**EXERCISE GOAL:**
Extract each line holding the word "name" from the entries.

Dataset entries:
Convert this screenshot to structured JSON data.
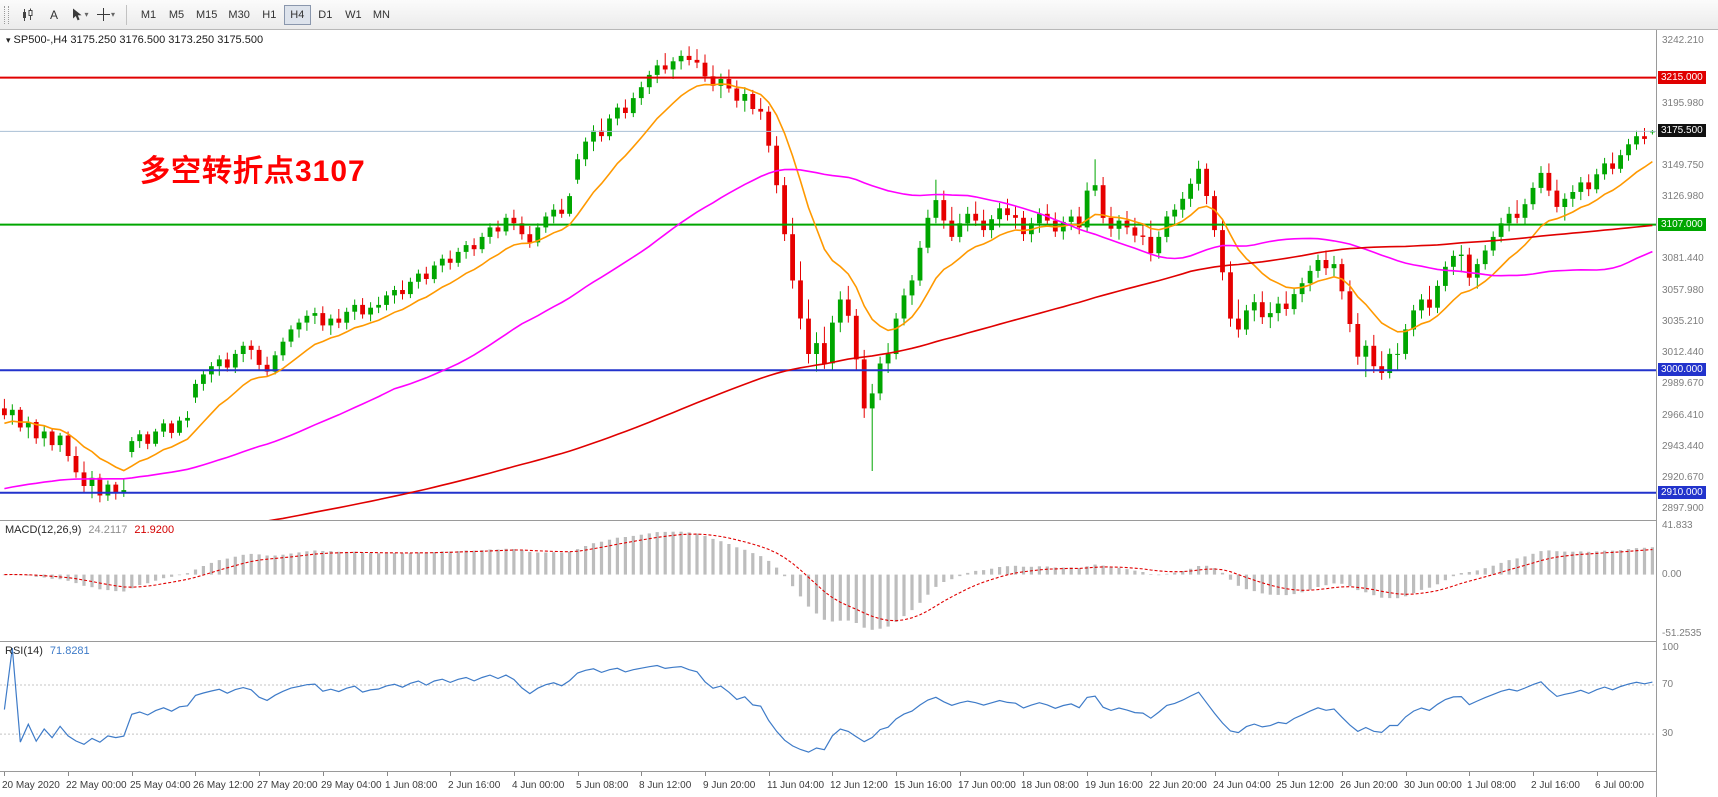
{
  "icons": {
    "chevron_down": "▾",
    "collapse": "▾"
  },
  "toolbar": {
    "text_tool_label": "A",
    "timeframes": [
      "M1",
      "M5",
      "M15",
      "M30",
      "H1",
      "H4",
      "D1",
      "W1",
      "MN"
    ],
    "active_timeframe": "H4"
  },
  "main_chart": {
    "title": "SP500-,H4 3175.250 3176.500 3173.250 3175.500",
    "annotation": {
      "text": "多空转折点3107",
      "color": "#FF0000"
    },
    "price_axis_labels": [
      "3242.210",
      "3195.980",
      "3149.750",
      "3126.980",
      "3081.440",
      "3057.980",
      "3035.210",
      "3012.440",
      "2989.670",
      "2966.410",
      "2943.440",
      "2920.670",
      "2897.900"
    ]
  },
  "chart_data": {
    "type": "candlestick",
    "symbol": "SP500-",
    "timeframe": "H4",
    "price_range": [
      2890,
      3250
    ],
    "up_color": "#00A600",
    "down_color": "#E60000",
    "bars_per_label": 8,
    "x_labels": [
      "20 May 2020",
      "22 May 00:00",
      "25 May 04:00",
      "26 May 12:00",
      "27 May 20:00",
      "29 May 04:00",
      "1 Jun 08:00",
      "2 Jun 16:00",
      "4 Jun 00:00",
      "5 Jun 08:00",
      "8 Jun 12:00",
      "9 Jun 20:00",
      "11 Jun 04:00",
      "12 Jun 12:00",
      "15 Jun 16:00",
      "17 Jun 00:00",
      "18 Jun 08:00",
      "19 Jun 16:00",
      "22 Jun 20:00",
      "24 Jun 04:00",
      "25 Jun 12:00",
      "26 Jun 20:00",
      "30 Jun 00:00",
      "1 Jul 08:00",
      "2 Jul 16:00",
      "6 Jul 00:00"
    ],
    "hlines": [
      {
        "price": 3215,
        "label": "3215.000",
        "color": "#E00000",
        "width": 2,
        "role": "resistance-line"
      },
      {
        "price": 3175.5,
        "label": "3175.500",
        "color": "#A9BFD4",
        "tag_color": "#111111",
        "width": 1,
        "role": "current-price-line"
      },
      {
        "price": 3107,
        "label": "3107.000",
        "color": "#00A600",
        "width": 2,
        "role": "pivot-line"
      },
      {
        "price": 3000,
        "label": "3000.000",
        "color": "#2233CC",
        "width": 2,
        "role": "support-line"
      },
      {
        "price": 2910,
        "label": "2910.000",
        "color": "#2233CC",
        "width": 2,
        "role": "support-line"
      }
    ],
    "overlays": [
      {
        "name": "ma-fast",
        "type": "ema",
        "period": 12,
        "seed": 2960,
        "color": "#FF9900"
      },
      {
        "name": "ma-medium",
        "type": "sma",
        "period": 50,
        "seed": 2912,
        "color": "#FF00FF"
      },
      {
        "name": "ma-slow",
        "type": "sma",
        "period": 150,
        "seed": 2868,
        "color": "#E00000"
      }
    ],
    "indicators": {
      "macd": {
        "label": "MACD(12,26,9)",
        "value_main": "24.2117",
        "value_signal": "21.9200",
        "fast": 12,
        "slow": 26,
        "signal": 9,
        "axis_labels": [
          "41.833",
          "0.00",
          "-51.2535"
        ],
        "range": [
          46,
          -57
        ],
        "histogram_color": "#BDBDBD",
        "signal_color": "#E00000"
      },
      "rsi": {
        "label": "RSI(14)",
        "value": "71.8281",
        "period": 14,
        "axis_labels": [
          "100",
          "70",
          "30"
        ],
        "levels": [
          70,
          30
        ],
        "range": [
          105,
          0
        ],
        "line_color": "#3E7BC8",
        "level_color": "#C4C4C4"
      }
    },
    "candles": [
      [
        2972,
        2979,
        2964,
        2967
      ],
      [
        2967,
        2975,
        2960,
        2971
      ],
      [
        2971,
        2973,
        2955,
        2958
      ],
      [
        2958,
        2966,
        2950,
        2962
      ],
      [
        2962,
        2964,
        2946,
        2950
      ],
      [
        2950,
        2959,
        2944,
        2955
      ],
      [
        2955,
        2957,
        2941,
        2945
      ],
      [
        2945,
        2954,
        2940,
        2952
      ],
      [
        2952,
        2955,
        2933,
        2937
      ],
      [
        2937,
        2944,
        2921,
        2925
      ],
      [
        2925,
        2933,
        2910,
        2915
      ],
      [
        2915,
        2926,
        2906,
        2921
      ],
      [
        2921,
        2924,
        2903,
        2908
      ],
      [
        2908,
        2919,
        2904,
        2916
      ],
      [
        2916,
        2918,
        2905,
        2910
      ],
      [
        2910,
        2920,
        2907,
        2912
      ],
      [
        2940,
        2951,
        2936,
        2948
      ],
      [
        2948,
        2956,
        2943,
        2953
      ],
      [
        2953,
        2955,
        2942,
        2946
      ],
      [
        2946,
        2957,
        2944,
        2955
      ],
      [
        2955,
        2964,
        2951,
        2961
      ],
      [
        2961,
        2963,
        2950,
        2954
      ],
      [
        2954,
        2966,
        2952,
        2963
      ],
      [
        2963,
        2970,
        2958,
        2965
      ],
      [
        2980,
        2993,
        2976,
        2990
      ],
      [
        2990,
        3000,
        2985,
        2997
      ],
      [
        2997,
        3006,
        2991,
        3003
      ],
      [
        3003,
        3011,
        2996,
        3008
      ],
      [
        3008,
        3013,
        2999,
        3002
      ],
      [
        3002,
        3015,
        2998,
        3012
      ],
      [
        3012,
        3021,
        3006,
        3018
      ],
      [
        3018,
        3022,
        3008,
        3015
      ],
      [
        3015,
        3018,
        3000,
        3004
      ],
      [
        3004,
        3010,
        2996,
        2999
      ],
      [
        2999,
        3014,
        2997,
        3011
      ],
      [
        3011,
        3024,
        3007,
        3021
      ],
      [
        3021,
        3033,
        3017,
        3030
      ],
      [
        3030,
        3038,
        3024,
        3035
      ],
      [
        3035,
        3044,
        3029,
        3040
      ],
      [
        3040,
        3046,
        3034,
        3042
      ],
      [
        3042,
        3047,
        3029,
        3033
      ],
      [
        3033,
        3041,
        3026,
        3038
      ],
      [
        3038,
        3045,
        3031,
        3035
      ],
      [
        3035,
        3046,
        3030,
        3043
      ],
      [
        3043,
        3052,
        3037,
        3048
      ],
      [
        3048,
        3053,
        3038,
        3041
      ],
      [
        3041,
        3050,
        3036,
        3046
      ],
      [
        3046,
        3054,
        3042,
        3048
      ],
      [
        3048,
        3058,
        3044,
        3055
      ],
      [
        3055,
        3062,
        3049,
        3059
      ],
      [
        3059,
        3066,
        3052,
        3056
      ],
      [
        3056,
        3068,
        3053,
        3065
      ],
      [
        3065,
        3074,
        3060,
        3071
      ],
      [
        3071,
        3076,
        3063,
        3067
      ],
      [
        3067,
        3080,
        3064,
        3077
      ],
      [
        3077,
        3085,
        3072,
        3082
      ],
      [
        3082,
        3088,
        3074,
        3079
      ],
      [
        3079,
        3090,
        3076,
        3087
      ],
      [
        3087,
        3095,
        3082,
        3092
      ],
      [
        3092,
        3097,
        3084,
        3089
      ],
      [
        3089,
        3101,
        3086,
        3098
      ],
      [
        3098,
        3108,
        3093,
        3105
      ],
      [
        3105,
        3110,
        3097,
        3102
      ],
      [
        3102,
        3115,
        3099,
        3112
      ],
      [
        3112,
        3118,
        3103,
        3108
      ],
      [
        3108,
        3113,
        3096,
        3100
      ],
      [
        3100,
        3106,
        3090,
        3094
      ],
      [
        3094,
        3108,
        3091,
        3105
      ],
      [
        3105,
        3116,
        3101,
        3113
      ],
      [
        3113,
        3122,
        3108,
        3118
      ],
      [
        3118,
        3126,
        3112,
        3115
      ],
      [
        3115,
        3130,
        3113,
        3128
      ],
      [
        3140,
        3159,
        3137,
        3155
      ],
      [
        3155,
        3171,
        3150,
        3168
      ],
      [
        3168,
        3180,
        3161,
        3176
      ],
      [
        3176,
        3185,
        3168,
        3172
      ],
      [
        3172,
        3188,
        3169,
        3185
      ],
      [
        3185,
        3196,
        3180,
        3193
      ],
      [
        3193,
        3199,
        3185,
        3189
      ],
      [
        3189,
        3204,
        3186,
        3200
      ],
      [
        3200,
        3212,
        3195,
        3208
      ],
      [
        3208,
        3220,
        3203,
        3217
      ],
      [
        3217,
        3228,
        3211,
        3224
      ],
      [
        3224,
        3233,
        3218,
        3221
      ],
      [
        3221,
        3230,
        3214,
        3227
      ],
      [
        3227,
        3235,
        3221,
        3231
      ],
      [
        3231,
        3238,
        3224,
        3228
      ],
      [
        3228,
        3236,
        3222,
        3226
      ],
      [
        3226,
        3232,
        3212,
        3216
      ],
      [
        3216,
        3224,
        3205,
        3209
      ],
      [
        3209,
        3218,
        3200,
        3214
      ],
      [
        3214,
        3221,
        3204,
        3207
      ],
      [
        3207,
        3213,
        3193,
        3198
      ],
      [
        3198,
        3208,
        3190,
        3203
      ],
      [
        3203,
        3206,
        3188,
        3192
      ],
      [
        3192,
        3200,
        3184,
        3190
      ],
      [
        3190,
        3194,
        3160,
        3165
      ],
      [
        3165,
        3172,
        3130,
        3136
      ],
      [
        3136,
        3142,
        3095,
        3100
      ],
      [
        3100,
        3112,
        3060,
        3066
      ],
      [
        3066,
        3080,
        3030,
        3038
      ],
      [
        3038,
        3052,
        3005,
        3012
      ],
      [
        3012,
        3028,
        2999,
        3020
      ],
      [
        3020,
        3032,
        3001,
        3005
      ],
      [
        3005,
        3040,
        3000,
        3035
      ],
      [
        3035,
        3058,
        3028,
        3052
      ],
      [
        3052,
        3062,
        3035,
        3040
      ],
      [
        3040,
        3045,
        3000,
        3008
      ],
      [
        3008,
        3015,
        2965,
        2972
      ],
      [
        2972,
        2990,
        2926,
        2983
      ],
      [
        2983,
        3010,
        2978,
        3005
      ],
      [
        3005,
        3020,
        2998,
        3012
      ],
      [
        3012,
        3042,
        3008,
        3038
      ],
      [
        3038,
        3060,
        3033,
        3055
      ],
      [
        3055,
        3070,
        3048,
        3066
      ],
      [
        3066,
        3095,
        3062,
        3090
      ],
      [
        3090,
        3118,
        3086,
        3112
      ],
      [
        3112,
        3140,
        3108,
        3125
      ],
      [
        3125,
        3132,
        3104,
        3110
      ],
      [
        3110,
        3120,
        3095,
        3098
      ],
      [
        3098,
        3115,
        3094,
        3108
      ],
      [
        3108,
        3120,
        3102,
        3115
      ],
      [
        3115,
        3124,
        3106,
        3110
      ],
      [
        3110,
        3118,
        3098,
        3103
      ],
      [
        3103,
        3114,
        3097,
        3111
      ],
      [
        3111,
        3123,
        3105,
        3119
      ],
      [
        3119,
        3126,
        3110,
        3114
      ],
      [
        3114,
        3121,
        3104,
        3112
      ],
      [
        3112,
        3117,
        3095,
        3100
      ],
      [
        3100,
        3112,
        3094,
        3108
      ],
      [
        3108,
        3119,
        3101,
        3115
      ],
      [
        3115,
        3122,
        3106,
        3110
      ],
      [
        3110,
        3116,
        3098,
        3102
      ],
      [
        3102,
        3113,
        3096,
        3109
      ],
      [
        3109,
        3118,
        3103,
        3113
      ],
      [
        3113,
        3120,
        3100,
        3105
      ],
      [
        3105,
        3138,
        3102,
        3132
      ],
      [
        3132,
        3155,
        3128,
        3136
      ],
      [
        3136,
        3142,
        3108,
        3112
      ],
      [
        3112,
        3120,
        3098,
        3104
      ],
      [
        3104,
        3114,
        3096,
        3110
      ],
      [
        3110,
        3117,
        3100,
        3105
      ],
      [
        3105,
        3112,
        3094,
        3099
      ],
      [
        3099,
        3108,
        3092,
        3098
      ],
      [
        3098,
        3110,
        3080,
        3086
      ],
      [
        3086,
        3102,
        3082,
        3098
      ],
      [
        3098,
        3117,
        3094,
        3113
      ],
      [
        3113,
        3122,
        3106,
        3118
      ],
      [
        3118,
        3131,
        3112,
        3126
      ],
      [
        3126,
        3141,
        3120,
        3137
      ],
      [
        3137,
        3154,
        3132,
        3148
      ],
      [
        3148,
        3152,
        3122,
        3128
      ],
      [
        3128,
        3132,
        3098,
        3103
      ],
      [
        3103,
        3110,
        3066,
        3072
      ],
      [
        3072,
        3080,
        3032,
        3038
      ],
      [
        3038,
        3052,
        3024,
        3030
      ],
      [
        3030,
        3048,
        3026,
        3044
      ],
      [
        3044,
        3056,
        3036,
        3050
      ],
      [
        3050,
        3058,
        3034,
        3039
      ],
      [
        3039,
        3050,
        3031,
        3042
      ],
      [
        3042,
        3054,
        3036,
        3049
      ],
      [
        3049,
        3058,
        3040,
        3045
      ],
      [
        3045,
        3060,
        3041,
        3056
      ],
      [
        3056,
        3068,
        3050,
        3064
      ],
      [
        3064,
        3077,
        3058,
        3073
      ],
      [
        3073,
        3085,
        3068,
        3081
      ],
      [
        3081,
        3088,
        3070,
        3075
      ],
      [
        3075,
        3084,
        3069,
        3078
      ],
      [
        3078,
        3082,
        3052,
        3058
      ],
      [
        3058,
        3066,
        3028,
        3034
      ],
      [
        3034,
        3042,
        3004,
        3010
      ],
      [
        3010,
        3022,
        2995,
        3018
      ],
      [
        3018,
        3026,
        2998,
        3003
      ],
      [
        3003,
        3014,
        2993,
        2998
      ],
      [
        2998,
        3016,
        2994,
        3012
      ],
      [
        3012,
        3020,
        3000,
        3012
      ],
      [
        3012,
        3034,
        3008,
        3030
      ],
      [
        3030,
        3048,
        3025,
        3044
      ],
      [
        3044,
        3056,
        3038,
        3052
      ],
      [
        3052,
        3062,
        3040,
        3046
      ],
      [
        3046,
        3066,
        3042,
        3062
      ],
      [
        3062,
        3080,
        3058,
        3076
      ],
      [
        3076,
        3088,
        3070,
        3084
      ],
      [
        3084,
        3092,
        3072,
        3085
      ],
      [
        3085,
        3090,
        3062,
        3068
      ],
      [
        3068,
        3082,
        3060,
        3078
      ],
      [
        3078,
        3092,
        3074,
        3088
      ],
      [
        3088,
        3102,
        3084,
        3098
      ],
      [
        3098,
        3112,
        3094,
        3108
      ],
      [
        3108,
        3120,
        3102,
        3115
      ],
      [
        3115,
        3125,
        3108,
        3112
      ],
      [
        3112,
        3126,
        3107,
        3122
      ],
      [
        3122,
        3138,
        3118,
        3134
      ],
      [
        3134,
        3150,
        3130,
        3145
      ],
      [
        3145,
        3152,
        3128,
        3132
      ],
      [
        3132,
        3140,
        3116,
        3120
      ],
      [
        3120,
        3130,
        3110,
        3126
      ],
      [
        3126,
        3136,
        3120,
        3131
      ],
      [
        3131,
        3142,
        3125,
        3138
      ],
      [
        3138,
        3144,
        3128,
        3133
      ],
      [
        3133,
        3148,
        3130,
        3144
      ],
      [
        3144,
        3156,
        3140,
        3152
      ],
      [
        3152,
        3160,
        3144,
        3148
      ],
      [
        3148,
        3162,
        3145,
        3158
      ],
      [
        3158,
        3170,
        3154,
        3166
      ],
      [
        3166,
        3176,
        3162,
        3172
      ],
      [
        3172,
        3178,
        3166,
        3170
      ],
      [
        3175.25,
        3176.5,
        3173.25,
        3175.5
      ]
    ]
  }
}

**SOLVED PROBLEM:**
        "name": "ma-fast",
        "name": "ma-medium",
        "name": "ma-slow",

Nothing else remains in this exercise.